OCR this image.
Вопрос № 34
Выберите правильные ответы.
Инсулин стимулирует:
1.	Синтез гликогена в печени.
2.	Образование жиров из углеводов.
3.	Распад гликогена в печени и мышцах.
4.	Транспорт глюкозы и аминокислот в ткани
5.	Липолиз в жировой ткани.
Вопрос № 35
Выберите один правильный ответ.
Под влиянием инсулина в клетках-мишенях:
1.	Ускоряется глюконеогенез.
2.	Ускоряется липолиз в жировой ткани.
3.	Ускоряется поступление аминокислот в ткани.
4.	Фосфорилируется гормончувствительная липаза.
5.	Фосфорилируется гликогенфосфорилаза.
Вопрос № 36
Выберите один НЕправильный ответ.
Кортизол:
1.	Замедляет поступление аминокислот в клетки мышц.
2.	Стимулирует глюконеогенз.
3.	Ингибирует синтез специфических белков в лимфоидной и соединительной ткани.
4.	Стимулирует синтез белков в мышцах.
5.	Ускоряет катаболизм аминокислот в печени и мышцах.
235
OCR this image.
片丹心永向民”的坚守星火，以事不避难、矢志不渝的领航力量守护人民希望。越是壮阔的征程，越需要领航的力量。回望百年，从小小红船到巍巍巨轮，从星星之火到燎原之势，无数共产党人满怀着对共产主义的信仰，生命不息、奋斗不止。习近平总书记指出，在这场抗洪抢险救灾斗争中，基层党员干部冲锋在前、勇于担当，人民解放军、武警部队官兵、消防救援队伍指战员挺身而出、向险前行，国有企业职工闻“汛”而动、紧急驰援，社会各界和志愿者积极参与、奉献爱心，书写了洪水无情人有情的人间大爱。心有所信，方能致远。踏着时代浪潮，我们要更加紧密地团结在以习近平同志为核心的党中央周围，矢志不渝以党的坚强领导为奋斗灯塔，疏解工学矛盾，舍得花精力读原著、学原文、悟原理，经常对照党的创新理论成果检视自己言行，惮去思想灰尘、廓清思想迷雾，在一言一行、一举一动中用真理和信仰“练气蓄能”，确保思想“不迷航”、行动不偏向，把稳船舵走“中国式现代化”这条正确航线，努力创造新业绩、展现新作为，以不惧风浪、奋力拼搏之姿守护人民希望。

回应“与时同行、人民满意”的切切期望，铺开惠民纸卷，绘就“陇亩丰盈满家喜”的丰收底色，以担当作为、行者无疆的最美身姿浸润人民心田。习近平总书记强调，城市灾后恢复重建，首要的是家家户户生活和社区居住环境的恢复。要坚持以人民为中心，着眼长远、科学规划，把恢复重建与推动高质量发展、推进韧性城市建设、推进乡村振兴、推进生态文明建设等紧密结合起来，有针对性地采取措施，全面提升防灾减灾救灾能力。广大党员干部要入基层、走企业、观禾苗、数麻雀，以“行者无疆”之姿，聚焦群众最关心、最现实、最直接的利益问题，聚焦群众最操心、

---+---

Check every line in the material above for the string "Фосфорилируется", then give only the number of lines that have it.

2